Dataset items
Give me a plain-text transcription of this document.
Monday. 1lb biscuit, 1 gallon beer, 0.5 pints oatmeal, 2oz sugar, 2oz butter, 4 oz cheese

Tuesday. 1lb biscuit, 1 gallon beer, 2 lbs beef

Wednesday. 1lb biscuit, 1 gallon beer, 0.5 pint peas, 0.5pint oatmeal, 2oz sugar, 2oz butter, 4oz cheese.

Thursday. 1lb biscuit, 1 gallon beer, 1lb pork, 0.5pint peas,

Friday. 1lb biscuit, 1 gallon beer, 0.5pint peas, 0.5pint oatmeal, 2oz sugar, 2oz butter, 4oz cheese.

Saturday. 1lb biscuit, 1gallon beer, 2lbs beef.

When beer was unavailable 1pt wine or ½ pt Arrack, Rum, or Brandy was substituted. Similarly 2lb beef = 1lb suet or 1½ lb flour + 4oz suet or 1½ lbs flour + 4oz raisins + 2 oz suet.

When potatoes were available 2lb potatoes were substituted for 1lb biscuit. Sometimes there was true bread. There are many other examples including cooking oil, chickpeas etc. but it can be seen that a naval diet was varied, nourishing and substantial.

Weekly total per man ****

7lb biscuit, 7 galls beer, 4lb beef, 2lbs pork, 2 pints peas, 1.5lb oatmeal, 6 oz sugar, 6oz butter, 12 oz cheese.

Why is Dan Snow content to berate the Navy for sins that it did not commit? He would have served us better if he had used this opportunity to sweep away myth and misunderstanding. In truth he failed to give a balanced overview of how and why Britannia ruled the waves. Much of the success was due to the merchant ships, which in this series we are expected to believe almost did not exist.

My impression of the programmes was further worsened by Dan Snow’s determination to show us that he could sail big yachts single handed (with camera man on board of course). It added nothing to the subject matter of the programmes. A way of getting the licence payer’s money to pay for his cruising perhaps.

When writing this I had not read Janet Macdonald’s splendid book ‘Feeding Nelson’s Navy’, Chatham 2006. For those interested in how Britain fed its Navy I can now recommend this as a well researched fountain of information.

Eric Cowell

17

• **To be done**: Check each line above for "Navy" and return the ones that have it.

• **Answer for this exercise**:
Why is Dan Snow content to berate the Navy for sins that it did not commit? He would have served us better if he had used this opportunity to sweep away myth and misunderstanding. In truth he failed to give a balanced overview of how and why Britannia ruled the waves. Much of the success was due to the merchant ships, which in this series we are expected to believe almost did not exist.
When writing this I had not read Janet Macdonald’s splendid book ‘Feeding Nelson’s Navy’, Chatham 2006. For those interested in how Britain fed its Navy I can now recommend this as a well researched fountain of information.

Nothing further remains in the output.